* [JOB]: Reproduce every item below word for word, keeping each line in its original order and form.

* [PROVIDED DATA]:
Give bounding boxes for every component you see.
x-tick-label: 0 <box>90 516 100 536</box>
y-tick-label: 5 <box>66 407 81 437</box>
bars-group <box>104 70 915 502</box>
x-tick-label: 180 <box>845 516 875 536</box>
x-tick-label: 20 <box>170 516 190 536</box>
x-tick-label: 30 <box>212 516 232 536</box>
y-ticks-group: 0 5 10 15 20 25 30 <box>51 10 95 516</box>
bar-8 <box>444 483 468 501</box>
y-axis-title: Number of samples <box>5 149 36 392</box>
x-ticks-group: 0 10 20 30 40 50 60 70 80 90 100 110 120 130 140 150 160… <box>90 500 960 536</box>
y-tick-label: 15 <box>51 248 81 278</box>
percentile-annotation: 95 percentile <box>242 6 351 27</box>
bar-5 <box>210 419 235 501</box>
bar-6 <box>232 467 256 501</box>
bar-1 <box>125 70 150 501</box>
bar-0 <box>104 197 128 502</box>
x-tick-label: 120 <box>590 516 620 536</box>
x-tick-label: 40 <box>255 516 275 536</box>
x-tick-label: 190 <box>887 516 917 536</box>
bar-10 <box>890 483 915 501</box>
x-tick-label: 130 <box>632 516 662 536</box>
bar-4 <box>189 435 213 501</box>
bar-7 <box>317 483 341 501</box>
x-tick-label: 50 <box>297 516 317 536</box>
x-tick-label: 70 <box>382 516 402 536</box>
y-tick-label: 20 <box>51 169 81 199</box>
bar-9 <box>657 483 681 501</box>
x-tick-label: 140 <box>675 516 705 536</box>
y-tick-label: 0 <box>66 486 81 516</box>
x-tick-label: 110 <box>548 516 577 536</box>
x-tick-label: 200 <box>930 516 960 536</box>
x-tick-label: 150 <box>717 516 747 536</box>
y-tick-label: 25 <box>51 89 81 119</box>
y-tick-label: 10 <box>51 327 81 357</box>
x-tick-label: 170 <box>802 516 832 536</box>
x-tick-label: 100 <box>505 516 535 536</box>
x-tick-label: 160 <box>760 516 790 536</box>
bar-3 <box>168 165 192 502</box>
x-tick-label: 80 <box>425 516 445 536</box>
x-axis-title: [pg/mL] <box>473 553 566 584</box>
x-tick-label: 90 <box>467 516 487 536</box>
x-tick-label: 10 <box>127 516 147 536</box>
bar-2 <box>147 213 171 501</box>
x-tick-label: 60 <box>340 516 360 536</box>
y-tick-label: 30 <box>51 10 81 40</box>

* [CORRECT OUTPUT]:
Give bounding boxes for every component you see.
x-tick-label: 0 <box>90 516 100 536</box>
y-tick-label: 5 <box>66 407 81 437</box>
bars-group <box>104 70 915 502</box>
x-tick-label: 180 <box>845 516 875 536</box>
x-tick-label: 20 <box>170 516 190 536</box>
x-tick-label: 30 <box>212 516 232 536</box>
y-ticks-group: 0 5 10 15 20 25 30 <box>51 10 95 516</box>
bar-8 <box>444 483 468 501</box>
y-axis-title: Number of samples <box>5 149 36 392</box>
x-ticks-group: 0 10 20 30 40 50 60 70 80 90 100 110 120 130 140 150 160… <box>90 500 960 536</box>
y-tick-label: 15 <box>51 248 81 278</box>
percentile-annotation: 95 percentile <box>242 6 351 27</box>
bar-5 <box>210 419 235 501</box>
bar-6 <box>232 467 256 501</box>
bar-1 <box>125 70 150 501</box>
bar-0 <box>104 197 128 502</box>
x-tick-label: 120 <box>590 516 620 536</box>
x-tick-label: 40 <box>255 516 275 536</box>
x-tick-label: 190 <box>887 516 917 536</box>
bar-10 <box>890 483 915 501</box>
x-tick-label: 130 <box>632 516 662 536</box>
bar-4 <box>189 435 213 501</box>
bar-7 <box>317 483 341 501</box>
x-tick-label: 50 <box>297 516 317 536</box>
x-tick-label: 70 <box>382 516 402 536</box>
y-tick-label: 20 <box>51 169 81 199</box>
bar-9 <box>657 483 681 501</box>
x-tick-label: 140 <box>675 516 705 536</box>
y-tick-label: 0 <box>66 486 81 516</box>
x-tick-label: 110 <box>548 516 577 536</box>
x-tick-label: 200 <box>930 516 960 536</box>
x-tick-label: 150 <box>717 516 747 536</box>
y-tick-label: 25 <box>51 89 81 119</box>
y-tick-label: 10 <box>51 327 81 357</box>
x-tick-label: 170 <box>802 516 832 536</box>
x-tick-label: 100 <box>505 516 535 536</box>
x-tick-label: 160 <box>760 516 790 536</box>
bar-3 <box>168 165 192 502</box>
x-tick-label: 80 <box>425 516 445 536</box>
x-axis-title: [pg/mL] <box>473 553 566 584</box>
x-tick-label: 90 <box>467 516 487 536</box>
x-tick-label: 10 <box>127 516 147 536</box>
bar-2 <box>147 213 171 501</box>
x-tick-label: 60 <box>340 516 360 536</box>
y-tick-label: 30 <box>51 10 81 40</box>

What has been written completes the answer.